▶ **DIRECTIONS FOR THIS TASK**
Output all of the entries exactly as written.
[start of ENTRIES PROVIDED]
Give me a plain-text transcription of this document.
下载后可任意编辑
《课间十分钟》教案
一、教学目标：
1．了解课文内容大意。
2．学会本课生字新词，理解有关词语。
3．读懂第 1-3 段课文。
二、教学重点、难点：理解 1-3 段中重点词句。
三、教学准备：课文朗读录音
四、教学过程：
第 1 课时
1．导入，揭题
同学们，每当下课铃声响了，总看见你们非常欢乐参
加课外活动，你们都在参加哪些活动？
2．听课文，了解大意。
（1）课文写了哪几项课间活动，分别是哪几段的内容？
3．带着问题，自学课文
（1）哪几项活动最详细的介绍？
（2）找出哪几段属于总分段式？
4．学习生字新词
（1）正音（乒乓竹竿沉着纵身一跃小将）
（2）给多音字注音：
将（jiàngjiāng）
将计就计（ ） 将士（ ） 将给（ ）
[end of ENTRIES PROVIDED]
▶ **TASK SOLUTION**
Give me a plain-text transcription of this document.
下载后可任意编辑
《课间十分钟》教案
一、教学目标：
1．了解课文内容大意。
2．学会本课生字新词，理解有关词语。
3．读懂第 1-3 段课文。
二、教学重点、难点：理解 1-3 段中重点词句。
三、教学准备：课文朗读录音
四、教学过程：
第 1 课时
1．导入，揭题
同学们，每当下课铃声响了，总看见你们非常欢乐参
加课外活动，你们都在参加哪些活动？
2．听课文，了解大意。
（1）课文写了哪几项课间活动，分别是哪几段的内容？
3．带着问题，自学课文
（1）哪几项活动最详细的介绍？
（2）找出哪几段属于总分段式？
4．学习生字新词
（1）正音（乒乓竹竿沉着纵身一跃小将）
（2）给多音字注音：
将（jiàngjiāng）
将计就计（ ） 将士（ ） 将给（ ）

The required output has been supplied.